Collected data
★ ★ ★
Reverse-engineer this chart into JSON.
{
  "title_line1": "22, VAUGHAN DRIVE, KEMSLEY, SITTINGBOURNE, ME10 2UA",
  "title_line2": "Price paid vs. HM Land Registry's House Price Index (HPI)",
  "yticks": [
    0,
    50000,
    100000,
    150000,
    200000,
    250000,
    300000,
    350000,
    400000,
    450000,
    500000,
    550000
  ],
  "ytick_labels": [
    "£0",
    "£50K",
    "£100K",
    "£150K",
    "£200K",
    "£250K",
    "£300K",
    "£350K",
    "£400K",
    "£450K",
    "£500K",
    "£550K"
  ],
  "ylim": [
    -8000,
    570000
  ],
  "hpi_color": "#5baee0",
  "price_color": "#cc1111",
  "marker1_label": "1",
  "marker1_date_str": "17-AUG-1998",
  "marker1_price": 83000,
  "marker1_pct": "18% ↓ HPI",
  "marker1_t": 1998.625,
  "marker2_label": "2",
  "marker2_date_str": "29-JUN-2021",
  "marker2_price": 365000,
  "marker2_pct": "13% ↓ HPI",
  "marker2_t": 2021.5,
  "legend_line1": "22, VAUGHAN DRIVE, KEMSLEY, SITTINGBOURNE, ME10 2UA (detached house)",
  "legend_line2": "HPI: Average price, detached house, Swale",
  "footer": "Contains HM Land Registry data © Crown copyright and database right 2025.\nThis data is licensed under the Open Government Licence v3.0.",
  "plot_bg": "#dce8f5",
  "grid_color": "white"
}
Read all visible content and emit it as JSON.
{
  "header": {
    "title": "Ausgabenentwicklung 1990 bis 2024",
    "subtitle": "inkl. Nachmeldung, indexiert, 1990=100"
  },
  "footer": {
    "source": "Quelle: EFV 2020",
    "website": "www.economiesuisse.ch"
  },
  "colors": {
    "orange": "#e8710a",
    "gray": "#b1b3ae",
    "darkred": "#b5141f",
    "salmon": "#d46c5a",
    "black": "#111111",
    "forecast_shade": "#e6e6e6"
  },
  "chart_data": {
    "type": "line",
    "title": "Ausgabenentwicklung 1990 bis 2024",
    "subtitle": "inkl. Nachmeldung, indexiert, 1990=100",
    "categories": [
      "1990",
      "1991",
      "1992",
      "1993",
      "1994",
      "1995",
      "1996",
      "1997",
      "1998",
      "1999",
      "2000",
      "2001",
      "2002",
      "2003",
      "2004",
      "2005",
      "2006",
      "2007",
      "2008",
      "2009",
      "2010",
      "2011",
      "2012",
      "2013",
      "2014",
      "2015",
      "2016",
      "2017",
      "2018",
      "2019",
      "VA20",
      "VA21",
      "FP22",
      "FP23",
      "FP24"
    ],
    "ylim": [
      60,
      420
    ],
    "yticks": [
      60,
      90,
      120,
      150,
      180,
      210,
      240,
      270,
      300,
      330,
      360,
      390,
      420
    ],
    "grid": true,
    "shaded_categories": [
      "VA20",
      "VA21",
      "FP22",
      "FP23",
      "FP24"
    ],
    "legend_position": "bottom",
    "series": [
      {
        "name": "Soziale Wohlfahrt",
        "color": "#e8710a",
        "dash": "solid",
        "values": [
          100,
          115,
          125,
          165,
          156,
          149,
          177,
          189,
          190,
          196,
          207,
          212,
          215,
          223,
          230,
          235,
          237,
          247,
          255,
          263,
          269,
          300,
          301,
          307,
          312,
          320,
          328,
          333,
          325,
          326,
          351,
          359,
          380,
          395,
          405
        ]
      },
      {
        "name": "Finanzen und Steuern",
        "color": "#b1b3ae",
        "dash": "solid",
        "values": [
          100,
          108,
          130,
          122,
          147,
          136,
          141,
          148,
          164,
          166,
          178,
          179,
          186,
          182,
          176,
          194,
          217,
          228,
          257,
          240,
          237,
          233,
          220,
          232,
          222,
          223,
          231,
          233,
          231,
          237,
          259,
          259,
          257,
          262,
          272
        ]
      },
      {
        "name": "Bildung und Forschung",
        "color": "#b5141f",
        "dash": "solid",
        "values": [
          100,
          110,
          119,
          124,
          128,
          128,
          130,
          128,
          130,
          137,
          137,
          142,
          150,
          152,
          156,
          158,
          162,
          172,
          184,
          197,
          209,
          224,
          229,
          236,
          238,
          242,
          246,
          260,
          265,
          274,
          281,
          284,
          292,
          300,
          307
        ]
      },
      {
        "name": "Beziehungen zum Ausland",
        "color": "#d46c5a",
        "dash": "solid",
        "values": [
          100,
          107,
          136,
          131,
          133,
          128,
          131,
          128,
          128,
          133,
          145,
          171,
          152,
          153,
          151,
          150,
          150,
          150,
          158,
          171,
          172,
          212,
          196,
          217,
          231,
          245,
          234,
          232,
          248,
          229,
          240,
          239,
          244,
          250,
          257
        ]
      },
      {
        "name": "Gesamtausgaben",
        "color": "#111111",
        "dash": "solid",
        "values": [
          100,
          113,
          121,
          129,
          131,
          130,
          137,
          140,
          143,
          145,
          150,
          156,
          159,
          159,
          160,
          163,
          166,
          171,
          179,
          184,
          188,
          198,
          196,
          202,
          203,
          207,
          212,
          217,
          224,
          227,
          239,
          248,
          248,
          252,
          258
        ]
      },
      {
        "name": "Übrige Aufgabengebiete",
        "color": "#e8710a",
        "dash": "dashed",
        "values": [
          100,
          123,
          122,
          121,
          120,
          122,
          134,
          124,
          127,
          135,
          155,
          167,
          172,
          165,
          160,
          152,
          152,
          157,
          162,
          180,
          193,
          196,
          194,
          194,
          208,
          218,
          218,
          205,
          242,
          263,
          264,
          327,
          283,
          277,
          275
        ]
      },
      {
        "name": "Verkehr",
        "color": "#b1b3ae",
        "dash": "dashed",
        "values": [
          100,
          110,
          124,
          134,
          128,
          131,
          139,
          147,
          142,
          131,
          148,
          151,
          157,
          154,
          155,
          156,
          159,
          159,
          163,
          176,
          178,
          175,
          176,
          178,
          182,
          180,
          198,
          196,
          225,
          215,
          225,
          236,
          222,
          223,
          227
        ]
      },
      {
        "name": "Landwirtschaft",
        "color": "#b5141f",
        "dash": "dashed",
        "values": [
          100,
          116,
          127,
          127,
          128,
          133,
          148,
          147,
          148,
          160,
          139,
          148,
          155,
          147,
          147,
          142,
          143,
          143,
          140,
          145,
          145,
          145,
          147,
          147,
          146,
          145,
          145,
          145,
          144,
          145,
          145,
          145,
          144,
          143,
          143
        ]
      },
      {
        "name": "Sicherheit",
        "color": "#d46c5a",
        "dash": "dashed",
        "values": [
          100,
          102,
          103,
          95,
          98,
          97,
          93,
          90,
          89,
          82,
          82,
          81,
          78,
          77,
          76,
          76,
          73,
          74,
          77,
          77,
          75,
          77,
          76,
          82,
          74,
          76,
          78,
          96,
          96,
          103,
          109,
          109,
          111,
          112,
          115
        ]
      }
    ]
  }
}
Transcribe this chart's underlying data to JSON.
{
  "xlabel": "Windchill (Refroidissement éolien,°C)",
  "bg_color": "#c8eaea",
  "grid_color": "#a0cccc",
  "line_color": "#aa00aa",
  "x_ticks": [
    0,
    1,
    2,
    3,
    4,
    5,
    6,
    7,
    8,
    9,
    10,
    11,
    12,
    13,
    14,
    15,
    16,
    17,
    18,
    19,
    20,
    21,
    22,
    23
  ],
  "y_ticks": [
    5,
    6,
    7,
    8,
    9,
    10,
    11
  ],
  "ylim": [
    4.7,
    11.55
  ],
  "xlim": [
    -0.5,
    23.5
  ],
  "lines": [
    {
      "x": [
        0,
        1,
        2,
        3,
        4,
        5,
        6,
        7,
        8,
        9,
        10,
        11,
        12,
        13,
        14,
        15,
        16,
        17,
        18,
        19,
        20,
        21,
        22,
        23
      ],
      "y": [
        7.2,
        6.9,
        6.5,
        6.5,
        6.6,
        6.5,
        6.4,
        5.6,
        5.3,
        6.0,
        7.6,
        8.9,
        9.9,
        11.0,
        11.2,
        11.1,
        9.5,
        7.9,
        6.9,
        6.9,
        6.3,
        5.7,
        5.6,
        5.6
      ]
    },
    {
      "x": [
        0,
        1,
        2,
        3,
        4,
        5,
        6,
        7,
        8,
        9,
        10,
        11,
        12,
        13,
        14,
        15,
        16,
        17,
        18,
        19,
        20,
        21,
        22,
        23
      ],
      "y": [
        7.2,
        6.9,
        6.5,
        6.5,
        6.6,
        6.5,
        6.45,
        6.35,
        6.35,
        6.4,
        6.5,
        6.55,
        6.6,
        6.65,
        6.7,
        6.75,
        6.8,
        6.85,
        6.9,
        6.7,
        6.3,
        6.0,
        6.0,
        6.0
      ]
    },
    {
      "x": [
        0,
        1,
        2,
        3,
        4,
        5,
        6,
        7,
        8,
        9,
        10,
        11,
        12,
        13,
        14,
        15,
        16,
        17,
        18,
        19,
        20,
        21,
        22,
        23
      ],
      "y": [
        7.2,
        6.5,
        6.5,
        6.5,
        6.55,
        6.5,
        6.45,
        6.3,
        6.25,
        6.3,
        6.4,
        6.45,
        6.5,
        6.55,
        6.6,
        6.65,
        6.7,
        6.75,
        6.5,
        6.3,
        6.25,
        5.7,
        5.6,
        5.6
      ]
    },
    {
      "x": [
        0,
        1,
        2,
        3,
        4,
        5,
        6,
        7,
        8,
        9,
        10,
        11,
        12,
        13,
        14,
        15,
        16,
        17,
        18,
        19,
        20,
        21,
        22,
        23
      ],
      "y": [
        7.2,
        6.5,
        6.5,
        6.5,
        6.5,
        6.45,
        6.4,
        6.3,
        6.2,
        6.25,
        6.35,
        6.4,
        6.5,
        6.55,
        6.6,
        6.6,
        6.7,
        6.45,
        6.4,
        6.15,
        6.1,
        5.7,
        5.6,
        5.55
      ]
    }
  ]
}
★ ★ ★
* **Instructions for the task**:
Take every line that includes the string "DRIVE" and copy it.

* **Complete output**:
  "title_line1": "22, VAUGHAN DRIVE, KEMSLEY, SITTINGBOURNE, ME10 2UA",
  "legend_line1": "22, VAUGHAN DRIVE, KEMSLEY, SITTINGBOURNE, ME10 2UA (detached house)",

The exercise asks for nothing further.